Exercise task
Say how many lines include the word "Seat". Reply with nothing but the number.
_ _ _ _ _
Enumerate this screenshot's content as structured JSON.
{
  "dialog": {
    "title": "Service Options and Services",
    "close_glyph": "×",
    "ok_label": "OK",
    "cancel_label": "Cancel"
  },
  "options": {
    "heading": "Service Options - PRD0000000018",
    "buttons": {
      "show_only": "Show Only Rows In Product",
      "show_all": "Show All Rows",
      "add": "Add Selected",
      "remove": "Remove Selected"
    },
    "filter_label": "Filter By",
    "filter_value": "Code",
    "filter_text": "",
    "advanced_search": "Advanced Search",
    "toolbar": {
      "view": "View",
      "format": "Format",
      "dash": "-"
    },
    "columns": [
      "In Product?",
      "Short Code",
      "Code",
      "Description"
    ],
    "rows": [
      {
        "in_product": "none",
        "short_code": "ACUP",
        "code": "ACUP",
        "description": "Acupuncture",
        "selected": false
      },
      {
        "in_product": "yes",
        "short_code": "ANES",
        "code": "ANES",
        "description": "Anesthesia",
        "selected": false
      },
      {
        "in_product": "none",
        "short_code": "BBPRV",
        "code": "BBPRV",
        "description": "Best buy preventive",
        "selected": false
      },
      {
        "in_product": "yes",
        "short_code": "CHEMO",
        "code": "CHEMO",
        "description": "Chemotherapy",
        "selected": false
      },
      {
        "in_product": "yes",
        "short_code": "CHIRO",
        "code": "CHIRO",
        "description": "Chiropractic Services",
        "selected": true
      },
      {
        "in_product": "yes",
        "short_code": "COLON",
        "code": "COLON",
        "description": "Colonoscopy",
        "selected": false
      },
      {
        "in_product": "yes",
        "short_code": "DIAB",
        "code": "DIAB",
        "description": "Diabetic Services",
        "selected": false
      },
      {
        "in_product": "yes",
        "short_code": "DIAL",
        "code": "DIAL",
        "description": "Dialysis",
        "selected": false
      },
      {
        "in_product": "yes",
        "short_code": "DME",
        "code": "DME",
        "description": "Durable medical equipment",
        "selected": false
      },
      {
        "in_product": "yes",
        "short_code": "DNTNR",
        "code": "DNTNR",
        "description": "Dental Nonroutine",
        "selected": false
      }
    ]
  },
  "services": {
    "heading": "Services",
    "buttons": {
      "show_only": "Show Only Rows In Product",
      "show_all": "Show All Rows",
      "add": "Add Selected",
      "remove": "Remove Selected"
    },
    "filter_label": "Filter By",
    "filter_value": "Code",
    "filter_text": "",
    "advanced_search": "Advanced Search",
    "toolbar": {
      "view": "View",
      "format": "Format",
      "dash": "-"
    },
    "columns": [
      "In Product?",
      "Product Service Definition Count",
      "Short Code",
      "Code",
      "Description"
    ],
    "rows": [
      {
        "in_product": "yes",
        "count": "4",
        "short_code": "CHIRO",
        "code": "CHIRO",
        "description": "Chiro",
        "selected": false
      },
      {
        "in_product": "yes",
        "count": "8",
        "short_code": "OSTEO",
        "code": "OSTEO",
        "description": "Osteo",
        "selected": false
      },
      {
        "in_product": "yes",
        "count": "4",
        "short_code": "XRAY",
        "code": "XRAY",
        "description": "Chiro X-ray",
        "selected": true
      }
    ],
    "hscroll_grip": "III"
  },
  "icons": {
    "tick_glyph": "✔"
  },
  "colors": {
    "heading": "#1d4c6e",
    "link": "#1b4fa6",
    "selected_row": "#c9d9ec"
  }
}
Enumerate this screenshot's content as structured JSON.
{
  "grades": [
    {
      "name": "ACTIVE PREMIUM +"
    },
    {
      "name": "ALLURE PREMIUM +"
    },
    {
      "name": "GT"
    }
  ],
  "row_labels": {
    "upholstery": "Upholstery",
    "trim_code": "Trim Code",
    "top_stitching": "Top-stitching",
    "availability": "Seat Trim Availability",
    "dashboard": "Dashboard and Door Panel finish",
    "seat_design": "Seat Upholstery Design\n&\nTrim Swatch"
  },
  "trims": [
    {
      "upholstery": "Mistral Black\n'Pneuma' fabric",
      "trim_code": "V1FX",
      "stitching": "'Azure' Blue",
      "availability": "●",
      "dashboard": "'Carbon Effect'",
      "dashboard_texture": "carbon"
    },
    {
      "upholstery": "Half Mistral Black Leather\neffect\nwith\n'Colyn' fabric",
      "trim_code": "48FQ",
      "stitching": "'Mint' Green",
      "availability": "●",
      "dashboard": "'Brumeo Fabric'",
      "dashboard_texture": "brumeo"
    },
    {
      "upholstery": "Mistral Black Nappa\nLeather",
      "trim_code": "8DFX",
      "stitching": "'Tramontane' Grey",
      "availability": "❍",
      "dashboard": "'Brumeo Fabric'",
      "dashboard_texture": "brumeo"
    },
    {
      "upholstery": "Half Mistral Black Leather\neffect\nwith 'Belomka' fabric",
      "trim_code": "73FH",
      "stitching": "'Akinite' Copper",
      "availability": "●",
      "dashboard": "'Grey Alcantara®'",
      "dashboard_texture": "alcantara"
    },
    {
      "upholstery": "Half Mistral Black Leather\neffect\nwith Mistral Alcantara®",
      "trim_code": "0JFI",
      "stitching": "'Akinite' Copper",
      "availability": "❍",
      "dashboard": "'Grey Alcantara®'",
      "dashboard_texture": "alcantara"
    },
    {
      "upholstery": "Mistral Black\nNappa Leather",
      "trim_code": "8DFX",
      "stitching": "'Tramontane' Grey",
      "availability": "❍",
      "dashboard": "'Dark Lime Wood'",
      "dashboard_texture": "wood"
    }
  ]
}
_ _ _ _ _
Written solution
2